■ **Request**
Copy each line of the entries that contains the word "Clock".

(Collected data)
----

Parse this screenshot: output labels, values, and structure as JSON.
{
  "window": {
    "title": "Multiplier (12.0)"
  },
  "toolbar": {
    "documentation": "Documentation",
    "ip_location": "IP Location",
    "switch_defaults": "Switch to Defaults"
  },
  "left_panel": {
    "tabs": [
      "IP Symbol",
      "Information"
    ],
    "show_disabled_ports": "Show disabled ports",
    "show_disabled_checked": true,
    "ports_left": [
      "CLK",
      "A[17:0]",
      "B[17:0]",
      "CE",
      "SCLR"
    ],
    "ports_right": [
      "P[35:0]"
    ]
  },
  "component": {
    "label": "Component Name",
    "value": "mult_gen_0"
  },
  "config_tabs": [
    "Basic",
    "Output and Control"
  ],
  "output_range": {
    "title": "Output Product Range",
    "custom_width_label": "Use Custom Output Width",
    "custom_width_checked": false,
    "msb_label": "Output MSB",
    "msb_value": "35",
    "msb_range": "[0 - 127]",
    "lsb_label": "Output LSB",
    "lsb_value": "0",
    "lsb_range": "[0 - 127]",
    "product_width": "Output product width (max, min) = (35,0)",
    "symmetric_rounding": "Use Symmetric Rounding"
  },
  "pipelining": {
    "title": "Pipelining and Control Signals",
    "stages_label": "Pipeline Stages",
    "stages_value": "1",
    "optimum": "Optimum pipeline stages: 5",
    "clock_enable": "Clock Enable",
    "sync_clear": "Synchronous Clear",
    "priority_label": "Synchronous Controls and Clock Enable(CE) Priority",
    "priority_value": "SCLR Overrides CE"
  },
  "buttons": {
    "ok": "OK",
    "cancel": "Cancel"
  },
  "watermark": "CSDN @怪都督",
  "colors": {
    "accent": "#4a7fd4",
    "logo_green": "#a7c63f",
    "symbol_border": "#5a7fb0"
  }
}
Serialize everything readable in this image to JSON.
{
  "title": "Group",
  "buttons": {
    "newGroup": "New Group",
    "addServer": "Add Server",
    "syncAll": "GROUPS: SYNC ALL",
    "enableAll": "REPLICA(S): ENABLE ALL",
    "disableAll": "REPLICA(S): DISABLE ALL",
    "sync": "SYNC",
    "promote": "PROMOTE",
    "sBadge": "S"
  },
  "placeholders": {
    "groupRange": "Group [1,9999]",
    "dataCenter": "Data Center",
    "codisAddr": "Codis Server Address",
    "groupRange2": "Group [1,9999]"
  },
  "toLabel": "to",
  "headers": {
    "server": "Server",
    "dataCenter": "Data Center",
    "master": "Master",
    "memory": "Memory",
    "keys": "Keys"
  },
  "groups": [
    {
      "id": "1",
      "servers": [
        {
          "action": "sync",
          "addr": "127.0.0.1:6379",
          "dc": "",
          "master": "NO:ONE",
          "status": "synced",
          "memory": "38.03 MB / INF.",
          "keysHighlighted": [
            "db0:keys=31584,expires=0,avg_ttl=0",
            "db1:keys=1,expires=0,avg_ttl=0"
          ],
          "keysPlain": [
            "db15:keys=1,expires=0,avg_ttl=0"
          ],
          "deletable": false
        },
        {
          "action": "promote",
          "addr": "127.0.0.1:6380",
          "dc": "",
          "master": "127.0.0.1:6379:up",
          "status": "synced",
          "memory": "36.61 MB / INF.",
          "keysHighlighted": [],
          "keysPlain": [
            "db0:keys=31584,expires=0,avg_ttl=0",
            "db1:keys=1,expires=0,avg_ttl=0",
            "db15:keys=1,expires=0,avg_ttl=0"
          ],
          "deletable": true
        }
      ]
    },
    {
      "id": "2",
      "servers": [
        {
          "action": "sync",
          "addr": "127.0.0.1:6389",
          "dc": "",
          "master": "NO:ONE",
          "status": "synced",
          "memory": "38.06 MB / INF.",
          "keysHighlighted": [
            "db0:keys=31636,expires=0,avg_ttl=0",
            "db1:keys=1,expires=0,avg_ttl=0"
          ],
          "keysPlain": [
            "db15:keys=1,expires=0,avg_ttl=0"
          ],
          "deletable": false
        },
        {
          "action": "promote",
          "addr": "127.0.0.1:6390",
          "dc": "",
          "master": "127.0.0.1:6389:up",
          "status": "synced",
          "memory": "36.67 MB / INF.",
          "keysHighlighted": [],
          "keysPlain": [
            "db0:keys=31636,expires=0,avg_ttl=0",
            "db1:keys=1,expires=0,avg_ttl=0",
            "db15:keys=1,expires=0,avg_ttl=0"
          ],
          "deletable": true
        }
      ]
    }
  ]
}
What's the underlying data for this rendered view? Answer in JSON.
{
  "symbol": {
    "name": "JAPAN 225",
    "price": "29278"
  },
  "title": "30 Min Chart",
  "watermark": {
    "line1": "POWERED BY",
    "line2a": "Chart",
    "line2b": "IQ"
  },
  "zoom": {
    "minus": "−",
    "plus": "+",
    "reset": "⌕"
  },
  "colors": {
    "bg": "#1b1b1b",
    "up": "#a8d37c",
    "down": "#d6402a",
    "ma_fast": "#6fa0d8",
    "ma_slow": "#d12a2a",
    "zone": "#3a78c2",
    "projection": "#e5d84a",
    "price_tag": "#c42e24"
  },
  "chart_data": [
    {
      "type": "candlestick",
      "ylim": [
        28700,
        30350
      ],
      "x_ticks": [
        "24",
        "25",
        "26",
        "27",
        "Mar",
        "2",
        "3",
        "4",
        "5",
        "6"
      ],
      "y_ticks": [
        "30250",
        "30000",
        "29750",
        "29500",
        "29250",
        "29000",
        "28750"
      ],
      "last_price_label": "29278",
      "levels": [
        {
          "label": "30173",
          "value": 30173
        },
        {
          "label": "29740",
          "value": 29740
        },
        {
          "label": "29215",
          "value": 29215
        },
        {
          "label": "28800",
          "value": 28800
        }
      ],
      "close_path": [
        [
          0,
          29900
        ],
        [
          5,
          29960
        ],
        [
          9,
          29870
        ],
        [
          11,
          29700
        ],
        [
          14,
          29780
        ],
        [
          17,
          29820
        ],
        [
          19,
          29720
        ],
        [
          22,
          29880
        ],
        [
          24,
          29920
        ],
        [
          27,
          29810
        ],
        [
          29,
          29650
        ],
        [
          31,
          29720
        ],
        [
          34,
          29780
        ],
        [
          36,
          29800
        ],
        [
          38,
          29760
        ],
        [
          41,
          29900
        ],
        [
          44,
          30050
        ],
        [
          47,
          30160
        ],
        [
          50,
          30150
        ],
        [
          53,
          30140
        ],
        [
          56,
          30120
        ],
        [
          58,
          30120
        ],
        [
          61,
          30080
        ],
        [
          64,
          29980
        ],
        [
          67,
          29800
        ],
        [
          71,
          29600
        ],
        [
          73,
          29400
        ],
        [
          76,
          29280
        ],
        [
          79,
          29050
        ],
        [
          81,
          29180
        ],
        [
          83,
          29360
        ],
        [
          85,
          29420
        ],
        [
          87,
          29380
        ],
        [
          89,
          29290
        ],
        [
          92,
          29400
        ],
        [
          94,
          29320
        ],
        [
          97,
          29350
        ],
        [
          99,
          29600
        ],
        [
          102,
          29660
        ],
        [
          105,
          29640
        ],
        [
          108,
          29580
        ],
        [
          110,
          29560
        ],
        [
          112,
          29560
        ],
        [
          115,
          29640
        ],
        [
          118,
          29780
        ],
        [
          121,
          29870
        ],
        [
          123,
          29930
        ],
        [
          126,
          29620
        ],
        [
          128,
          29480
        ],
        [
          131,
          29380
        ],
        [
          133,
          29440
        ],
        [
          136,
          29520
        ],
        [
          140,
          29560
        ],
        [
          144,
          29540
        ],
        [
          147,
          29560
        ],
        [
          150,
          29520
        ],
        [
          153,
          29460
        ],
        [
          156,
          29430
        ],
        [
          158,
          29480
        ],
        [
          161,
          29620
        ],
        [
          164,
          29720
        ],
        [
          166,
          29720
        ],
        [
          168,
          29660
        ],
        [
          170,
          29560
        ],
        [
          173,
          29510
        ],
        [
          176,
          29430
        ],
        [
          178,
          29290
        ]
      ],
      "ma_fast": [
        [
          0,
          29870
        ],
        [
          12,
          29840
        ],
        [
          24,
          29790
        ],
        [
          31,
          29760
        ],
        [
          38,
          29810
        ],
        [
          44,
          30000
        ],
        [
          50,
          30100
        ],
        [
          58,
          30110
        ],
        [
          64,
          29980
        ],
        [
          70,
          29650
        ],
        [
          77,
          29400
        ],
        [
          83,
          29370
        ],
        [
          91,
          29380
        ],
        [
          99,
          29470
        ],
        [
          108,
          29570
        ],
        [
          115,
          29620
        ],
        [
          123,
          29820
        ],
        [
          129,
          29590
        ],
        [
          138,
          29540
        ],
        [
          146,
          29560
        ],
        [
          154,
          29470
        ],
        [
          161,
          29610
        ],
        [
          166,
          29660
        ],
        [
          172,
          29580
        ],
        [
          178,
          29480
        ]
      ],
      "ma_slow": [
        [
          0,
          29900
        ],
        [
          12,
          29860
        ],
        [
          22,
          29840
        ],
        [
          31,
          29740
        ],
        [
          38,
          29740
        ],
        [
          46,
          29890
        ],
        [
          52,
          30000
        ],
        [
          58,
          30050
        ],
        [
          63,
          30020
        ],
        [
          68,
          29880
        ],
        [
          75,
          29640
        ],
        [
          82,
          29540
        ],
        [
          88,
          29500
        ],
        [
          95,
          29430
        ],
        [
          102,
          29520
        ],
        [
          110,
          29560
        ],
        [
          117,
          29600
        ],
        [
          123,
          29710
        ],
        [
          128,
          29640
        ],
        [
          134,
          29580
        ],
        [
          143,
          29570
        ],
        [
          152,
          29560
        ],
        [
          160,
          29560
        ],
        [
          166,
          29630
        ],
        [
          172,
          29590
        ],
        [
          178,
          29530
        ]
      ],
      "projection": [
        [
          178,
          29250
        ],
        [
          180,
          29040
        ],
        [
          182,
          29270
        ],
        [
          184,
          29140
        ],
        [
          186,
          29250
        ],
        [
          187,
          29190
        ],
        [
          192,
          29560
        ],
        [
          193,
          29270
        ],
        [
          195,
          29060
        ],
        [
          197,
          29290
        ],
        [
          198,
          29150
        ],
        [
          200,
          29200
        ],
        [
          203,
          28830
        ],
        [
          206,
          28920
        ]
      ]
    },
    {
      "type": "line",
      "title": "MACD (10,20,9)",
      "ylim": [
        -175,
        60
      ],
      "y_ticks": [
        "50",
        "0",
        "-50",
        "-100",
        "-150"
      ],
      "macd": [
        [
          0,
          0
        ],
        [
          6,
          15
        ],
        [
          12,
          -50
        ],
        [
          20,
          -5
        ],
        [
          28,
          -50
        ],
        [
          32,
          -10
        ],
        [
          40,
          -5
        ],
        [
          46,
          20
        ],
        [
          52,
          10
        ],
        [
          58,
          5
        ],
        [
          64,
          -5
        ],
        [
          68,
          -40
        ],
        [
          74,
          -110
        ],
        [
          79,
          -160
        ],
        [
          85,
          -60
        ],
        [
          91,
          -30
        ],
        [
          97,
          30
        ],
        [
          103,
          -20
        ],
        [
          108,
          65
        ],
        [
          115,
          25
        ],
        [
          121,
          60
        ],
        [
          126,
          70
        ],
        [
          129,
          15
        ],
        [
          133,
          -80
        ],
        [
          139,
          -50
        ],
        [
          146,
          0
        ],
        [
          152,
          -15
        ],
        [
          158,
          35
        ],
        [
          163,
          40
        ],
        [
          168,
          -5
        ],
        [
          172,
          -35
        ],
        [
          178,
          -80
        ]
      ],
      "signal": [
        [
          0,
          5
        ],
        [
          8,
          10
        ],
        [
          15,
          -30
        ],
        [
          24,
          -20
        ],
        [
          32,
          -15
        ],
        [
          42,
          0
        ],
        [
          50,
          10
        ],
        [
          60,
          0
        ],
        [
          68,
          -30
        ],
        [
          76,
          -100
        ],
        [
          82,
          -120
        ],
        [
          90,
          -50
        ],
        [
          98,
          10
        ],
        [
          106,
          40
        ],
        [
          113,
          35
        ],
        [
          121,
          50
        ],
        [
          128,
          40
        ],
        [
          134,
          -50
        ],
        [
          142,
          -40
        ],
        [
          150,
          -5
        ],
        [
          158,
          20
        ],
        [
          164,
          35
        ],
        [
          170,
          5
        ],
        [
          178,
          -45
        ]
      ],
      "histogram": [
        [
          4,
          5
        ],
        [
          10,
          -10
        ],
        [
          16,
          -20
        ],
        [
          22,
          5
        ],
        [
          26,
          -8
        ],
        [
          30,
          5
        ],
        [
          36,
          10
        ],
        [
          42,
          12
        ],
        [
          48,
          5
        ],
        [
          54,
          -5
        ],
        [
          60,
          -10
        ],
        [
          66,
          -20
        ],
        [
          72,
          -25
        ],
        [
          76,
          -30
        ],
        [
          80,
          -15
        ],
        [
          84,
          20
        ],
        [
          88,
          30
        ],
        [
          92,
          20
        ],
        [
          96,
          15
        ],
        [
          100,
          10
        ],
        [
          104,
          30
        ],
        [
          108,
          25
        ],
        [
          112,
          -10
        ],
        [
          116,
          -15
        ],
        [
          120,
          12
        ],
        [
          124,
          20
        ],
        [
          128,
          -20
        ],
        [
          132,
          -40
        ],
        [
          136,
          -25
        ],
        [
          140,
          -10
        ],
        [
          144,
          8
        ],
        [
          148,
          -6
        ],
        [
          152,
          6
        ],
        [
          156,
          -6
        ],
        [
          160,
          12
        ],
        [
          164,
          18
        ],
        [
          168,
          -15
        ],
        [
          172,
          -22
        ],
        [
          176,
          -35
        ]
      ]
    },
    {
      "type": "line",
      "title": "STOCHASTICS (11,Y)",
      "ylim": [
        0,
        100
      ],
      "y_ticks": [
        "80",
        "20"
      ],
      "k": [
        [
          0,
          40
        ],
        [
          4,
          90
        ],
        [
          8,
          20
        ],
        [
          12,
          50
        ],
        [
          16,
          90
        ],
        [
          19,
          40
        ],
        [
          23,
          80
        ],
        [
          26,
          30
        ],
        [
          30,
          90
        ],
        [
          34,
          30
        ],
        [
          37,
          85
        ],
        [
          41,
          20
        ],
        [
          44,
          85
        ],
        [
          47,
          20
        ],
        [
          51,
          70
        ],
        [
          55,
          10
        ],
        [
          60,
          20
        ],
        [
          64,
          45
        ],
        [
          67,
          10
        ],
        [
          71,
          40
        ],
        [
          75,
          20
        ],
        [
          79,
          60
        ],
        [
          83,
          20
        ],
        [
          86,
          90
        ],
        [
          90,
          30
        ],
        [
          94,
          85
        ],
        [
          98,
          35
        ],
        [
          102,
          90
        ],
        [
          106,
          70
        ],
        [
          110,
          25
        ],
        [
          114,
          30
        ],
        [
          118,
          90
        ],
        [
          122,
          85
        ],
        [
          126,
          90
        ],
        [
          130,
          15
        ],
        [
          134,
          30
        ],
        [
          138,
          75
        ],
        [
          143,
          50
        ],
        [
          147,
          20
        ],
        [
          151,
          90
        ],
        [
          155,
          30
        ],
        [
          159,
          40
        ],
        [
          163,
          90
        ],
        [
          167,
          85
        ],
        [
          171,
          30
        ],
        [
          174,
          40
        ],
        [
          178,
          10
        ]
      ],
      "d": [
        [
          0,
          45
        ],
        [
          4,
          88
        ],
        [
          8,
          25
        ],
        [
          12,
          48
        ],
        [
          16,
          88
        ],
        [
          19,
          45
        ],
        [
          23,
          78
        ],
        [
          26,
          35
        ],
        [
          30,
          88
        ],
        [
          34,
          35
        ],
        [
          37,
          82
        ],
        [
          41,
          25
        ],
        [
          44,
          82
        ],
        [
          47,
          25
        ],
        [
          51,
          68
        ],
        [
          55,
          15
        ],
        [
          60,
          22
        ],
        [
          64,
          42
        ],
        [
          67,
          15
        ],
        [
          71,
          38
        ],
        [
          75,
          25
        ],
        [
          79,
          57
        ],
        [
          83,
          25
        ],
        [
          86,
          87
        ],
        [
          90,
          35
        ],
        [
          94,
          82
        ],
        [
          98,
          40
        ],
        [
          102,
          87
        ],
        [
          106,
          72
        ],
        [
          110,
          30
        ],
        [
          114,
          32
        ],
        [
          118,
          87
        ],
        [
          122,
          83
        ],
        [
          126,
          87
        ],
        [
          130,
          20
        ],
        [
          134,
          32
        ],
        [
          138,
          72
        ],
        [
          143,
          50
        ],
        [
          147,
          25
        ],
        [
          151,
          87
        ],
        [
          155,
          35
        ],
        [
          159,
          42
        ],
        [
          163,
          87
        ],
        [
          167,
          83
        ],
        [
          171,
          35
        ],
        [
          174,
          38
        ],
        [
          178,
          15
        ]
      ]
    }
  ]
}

----

■ **Completed task**
    "clock_enable": "Clock Enable",
    "priority_label": "Synchronous Controls and Clock Enable(CE) Priority",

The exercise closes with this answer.